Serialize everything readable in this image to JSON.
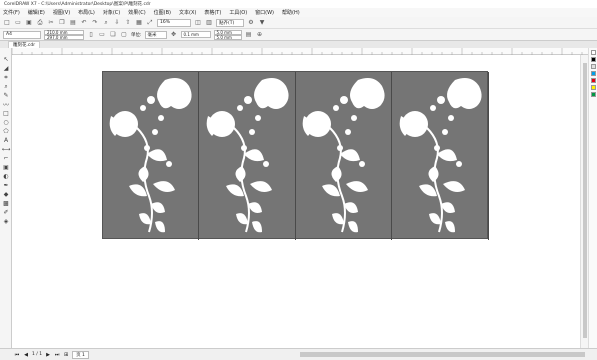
{
  "title": "CorelDRAW X7 - C:\\Users\\Administrator\\Desktop\\图案\\P\\雕刻花.cdr",
  "menu": [
    "文件(F)",
    "编辑(E)",
    "视图(V)",
    "布局(L)",
    "对象(C)",
    "效果(C)",
    "位图(B)",
    "文本(X)",
    "表格(T)",
    "工具(O)",
    "窗口(W)",
    "帮助(H)"
  ],
  "toolbar": {
    "zoom": "16%",
    "snap": "贴齐(T)"
  },
  "propbar": {
    "paper": "A4",
    "width": "210.0 mm",
    "height": "297.0 mm",
    "units_label": "单位:",
    "units": "毫米",
    "nudge": "0.1 mm",
    "dup_x": "5.0 mm",
    "dup_y": "5.0 mm"
  },
  "doc_tab": "雕刻花.cdr",
  "status": {
    "page_count": "1 / 1",
    "page_tab": "页 1"
  },
  "palette": [
    "#ffffff",
    "#000000",
    "#e0e0e0",
    "#00a0e9",
    "#e60012",
    "#fff100",
    "#009944"
  ],
  "colors": {
    "panel_fill": "#757575",
    "flower_fill": "#ffffff"
  },
  "page": {
    "panels": 4
  }
}
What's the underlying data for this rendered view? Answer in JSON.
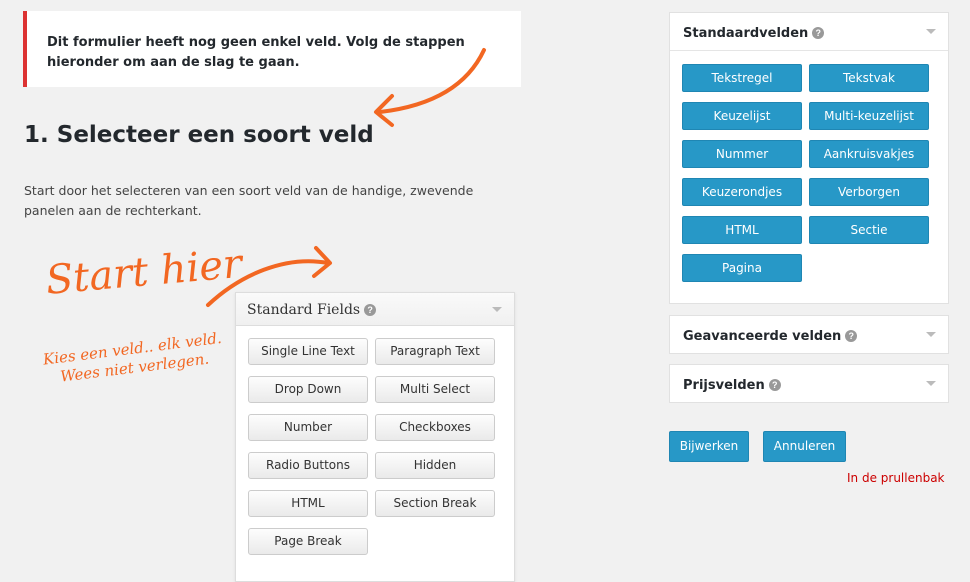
{
  "notice": {
    "text": "Dit formulier heeft nog geen enkel veld. Volg de stappen hieronder om aan de slag te gaan."
  },
  "step": {
    "title": "1. Selecteer een soort veld",
    "description": "Start door het selecteren van een soort veld van de handige, zwevende panelen aan de rechterkant."
  },
  "handwriting": {
    "start": "Start hier",
    "note_line1": "Kies een veld.. elk veld.",
    "note_line2": "Wees niet verlegen."
  },
  "example_panel": {
    "title": "Standard Fields",
    "buttons": [
      "Single Line Text",
      "Paragraph Text",
      "Drop Down",
      "Multi Select",
      "Number",
      "Checkboxes",
      "Radio Buttons",
      "Hidden",
      "HTML",
      "Section Break",
      "Page Break"
    ]
  },
  "sidebar": {
    "standard": {
      "title": "Standaardvelden",
      "buttons": [
        "Tekstregel",
        "Tekstvak",
        "Keuzelijst",
        "Multi-keuzelijst",
        "Nummer",
        "Aankruisvakjes",
        "Keuzerondjes",
        "Verborgen",
        "HTML",
        "Sectie",
        "Pagina"
      ]
    },
    "advanced": {
      "title": "Geavanceerde velden"
    },
    "pricing": {
      "title": "Prijsvelden"
    }
  },
  "actions": {
    "update": "Bijwerken",
    "cancel": "Annuleren",
    "trash": "In de prullenbak"
  },
  "colors": {
    "accent": "#2798c7",
    "notice_border": "#dc3232",
    "handwriting": "#f26722",
    "trash": "#cc0000"
  },
  "icons": {
    "help": "question-circle-icon",
    "collapse": "caret-down-icon",
    "arrow": "hand-drawn-arrow-icon"
  }
}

**Required work:**
Every record above should be written out again exactly; the pictures stay out of the copy.

**The response:**
Serialize everything readable in this image to JSON.
{
  "title": "CorelDRAW X7 - C:\\Users\\Administrator\\Desktop\\图案\\P\\雕刻花.cdr",
  "menu": [
    "文件(F)",
    "编辑(E)",
    "视图(V)",
    "布局(L)",
    "对象(C)",
    "效果(C)",
    "位图(B)",
    "文本(X)",
    "表格(T)",
    "工具(O)",
    "窗口(W)",
    "帮助(H)"
  ],
  "toolbar": {
    "zoom": "16%",
    "snap": "贴齐(T)"
  },
  "propbar": {
    "paper": "A4",
    "width": "210.0 mm",
    "height": "297.0 mm",
    "units_label": "单位:",
    "units": "毫米",
    "nudge": "0.1 mm",
    "dup_x": "5.0 mm",
    "dup_y": "5.0 mm"
  },
  "doc_tab": "雕刻花.cdr",
  "status": {
    "page_count": "1 / 1",
    "page_tab": "页 1"
  },
  "palette": [
    "#ffffff",
    "#000000",
    "#e0e0e0",
    "#00a0e9",
    "#e60012",
    "#fff100",
    "#009944"
  ],
  "colors": {
    "panel_fill": "#757575",
    "flower_fill": "#ffffff"
  },
  "page": {
    "panels": 4
  }
}
What's the underlying data for this rendered view? Answer in JSON.
{
  "notice": {
    "text": "Dit formulier heeft nog geen enkel veld. Volg de stappen hieronder om aan de slag te gaan."
  },
  "step": {
    "title": "1. Selecteer een soort veld",
    "description": "Start door het selecteren van een soort veld van de handige, zwevende panelen aan de rechterkant."
  },
  "handwriting": {
    "start": "Start hier",
    "note_line1": "Kies een veld.. elk veld.",
    "note_line2": "Wees niet verlegen."
  },
  "example_panel": {
    "title": "Standard Fields",
    "buttons": [
      "Single Line Text",
      "Paragraph Text",
      "Drop Down",
      "Multi Select",
      "Number",
      "Checkboxes",
      "Radio Buttons",
      "Hidden",
      "HTML",
      "Section Break",
      "Page Break"
    ]
  },
  "sidebar": {
    "standard": {
      "title": "Standaardvelden",
      "buttons": [
        "Tekstregel",
        "Tekstvak",
        "Keuzelijst",
        "Multi-keuzelijst",
        "Nummer",
        "Aankruisvakjes",
        "Keuzerondjes",
        "Verborgen",
        "HTML",
        "Sectie",
        "Pagina"
      ]
    },
    "advanced": {
      "title": "Geavanceerde velden"
    },
    "pricing": {
      "title": "Prijsvelden"
    }
  },
  "actions": {
    "update": "Bijwerken",
    "cancel": "Annuleren",
    "trash": "In de prullenbak"
  },
  "colors": {
    "accent": "#2798c7",
    "notice_border": "#dc3232",
    "handwriting": "#f26722",
    "trash": "#cc0000"
  },
  "icons": {
    "help": "question-circle-icon",
    "collapse": "caret-down-icon",
    "arrow": "hand-drawn-arrow-icon"
  }
}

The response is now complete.